— Begin Materials provided —

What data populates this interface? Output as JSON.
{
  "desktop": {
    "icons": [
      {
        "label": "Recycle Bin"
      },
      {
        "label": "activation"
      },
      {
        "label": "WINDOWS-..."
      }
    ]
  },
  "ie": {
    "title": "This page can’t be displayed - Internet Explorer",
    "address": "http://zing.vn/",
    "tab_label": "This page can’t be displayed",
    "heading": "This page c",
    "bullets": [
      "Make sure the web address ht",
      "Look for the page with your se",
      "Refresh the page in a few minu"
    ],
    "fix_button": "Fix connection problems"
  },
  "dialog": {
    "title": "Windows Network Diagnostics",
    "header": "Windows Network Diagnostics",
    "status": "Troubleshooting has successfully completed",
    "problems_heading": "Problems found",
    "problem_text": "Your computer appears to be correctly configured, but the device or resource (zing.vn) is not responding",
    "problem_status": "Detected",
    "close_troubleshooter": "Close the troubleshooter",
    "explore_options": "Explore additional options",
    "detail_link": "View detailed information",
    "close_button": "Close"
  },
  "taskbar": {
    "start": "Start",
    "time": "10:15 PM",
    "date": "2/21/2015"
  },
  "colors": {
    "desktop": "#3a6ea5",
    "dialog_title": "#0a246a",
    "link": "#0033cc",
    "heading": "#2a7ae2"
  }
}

— End Materials provided —

■ **Exercise requirements**
Search the data above for the string "Network" and copy each line that has it.

■ **Solution for this problem**
    "title": "Windows Network Diagnostics",
    "header": "Windows Network Diagnostics",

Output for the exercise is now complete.